Set task> Each entry below is to be given again word for word, with no pictures.

** Start of Materials provided **

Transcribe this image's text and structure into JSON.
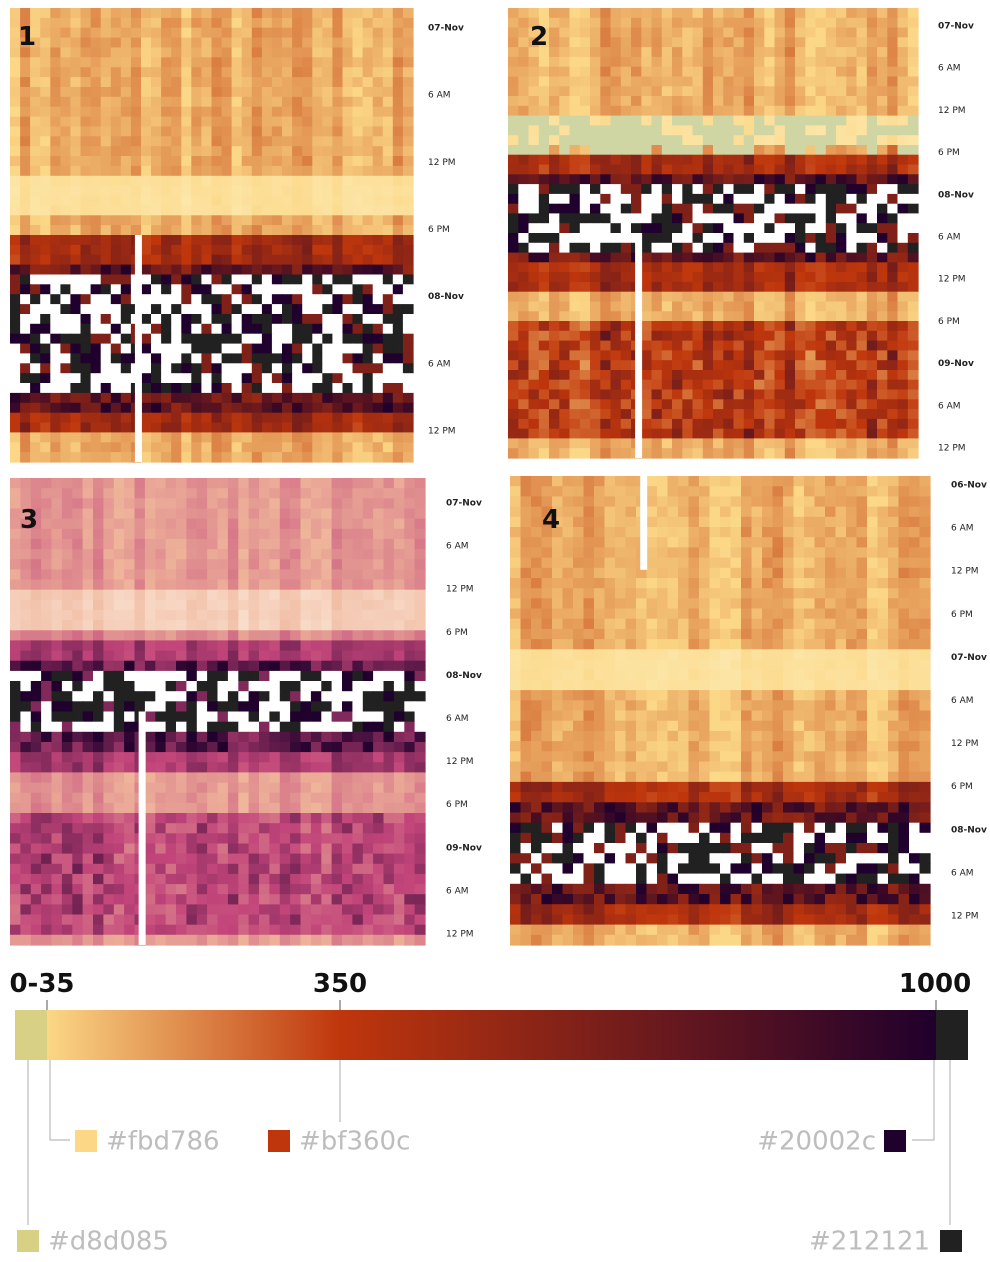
{
  "panels": [
    {
      "label": "1",
      "ticks": [
        "07-Nov",
        "6 AM",
        "12 PM",
        "6 PM",
        "08-Nov",
        "6 AM",
        "12 PM"
      ]
    },
    {
      "label": "2",
      "ticks": [
        "07-Nov",
        "6 AM",
        "12 PM",
        "6 PM",
        "08-Nov",
        "6 AM",
        "12 PM",
        "6 PM",
        "09-Nov",
        "6 AM",
        "12 PM"
      ]
    },
    {
      "label": "3",
      "ticks": [
        "07-Nov",
        "6 AM",
        "12 PM",
        "6 PM",
        "08-Nov",
        "6 AM",
        "12 PM",
        "6 PM",
        "09-Nov",
        "6 AM",
        "12 PM"
      ]
    },
    {
      "label": "4",
      "ticks": [
        "06-Nov",
        "6 AM",
        "12 PM",
        "6 PM",
        "07-Nov",
        "6 AM",
        "12 PM",
        "6 PM",
        "08-Nov",
        "6 AM",
        "12 PM"
      ]
    }
  ],
  "scale": {
    "stops": [
      "0-35",
      "350",
      "1000"
    ],
    "swatches": [
      "#fbd786",
      "#bf360c",
      "#20002c",
      "#d8d085",
      "#212121"
    ]
  }
}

** End of Materials provided **

Complete answer>
Transcribe this image's text and structure into JSON.
{
  "panels": [
    {
      "label": "1",
      "ticks": [
        "07-Nov",
        "6 AM",
        "12 PM",
        "6 PM",
        "08-Nov",
        "6 AM",
        "12 PM"
      ]
    },
    {
      "label": "2",
      "ticks": [
        "07-Nov",
        "6 AM",
        "12 PM",
        "6 PM",
        "08-Nov",
        "6 AM",
        "12 PM",
        "6 PM",
        "09-Nov",
        "6 AM",
        "12 PM"
      ]
    },
    {
      "label": "3",
      "ticks": [
        "07-Nov",
        "6 AM",
        "12 PM",
        "6 PM",
        "08-Nov",
        "6 AM",
        "12 PM",
        "6 PM",
        "09-Nov",
        "6 AM",
        "12 PM"
      ]
    },
    {
      "label": "4",
      "ticks": [
        "06-Nov",
        "6 AM",
        "12 PM",
        "6 PM",
        "07-Nov",
        "6 AM",
        "12 PM",
        "6 PM",
        "08-Nov",
        "6 AM",
        "12 PM"
      ]
    }
  ],
  "scale": {
    "stops": [
      "0-35",
      "350",
      "1000"
    ],
    "swatches": [
      "#fbd786",
      "#bf360c",
      "#20002c",
      "#d8d085",
      "#212121"
    ]
  }
}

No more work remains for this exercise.